> _REQUEST_:
The required output is the line that contains "Read this page and output its text content." plus every line after it in the listing below, copied exactly as it appears.

[Data records]
## begin

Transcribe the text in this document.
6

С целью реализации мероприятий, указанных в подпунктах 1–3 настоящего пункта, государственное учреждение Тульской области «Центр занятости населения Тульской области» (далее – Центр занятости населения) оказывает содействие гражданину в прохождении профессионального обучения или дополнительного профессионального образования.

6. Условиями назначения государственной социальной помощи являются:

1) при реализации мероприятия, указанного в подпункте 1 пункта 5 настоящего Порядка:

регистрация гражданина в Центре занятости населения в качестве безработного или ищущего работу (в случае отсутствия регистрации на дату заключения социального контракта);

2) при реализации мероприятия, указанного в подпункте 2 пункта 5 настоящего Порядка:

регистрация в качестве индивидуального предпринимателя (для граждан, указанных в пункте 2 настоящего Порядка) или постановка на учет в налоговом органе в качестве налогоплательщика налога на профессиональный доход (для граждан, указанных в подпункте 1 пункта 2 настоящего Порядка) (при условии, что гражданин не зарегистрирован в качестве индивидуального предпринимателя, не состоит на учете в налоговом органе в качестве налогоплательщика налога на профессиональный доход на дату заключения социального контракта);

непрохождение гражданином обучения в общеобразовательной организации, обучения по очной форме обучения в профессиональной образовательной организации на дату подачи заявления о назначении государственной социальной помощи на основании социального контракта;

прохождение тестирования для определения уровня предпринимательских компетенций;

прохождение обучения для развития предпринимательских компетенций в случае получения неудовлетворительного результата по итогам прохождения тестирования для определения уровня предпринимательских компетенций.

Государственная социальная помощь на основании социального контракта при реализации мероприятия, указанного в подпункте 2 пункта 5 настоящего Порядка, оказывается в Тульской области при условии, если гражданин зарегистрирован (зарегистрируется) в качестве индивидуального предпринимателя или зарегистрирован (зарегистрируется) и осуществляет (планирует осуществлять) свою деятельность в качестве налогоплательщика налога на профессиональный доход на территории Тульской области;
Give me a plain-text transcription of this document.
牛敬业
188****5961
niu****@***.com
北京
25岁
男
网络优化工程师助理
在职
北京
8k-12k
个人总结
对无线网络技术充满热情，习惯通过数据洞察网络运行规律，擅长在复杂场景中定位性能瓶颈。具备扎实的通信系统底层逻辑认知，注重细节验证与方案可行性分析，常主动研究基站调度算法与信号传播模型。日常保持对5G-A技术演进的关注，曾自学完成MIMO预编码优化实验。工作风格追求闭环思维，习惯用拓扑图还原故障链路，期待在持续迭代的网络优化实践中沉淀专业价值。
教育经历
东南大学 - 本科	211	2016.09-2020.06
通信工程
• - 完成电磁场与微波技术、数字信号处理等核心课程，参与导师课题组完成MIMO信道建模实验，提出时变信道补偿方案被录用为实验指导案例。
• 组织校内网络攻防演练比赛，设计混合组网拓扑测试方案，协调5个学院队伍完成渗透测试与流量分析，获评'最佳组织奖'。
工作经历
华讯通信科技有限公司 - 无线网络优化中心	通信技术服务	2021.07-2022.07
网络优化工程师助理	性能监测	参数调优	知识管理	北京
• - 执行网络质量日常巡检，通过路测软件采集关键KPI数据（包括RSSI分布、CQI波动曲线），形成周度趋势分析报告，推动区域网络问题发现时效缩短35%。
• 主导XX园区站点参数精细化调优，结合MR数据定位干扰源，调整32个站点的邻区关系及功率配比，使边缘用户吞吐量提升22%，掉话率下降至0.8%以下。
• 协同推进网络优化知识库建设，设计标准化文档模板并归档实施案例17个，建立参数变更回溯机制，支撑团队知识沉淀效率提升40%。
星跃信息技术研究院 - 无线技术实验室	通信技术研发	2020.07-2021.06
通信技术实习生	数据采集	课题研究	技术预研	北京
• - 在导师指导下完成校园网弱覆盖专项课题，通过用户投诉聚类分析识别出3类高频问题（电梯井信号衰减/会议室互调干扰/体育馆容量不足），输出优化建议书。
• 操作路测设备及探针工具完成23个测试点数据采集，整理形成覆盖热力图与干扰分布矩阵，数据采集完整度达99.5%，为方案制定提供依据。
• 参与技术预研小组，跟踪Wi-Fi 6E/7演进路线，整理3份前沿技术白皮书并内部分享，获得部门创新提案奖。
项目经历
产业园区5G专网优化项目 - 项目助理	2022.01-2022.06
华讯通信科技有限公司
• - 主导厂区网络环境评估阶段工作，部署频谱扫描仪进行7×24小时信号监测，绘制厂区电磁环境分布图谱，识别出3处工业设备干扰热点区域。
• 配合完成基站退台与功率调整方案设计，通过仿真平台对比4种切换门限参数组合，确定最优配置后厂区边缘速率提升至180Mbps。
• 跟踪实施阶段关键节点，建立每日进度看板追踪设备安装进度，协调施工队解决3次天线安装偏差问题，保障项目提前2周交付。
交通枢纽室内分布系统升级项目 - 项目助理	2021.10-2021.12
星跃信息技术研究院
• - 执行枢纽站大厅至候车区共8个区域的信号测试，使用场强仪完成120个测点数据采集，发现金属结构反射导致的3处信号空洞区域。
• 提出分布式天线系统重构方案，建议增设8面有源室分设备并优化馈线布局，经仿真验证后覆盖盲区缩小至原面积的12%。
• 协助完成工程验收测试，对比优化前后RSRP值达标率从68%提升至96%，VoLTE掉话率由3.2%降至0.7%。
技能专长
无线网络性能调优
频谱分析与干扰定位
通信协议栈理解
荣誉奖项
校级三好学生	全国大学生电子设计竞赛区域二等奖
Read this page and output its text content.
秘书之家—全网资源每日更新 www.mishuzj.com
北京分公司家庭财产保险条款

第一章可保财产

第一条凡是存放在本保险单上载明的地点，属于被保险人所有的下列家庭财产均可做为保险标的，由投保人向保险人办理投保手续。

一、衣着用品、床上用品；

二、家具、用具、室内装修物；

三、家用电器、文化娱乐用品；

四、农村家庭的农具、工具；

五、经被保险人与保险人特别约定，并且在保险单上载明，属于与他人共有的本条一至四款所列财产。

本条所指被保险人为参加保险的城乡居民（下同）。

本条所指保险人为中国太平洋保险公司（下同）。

## end

> _OUTPUT BELOW_:
Read this page and output its text content.
秘书之家—全网资源每日更新 www.mishuzj.com
北京分公司家庭财产保险条款

第一章可保财产

第一条凡是存放在本保险单上载明的地点，属于被保险人所有的下列家庭财产均可做为保险标的，由投保人向保险人办理投保手续。

一、衣着用品、床上用品；

二、家具、用具、室内装修物；

三、家用电器、文化娱乐用品；

四、农村家庭的农具、工具；

五、经被保险人与保险人特别约定，并且在保险单上载明，属于与他人共有的本条一至四款所列财产。

本条所指被保险人为参加保险的城乡居民（下同）。

本条所指保险人为中国太平洋保险公司（下同）。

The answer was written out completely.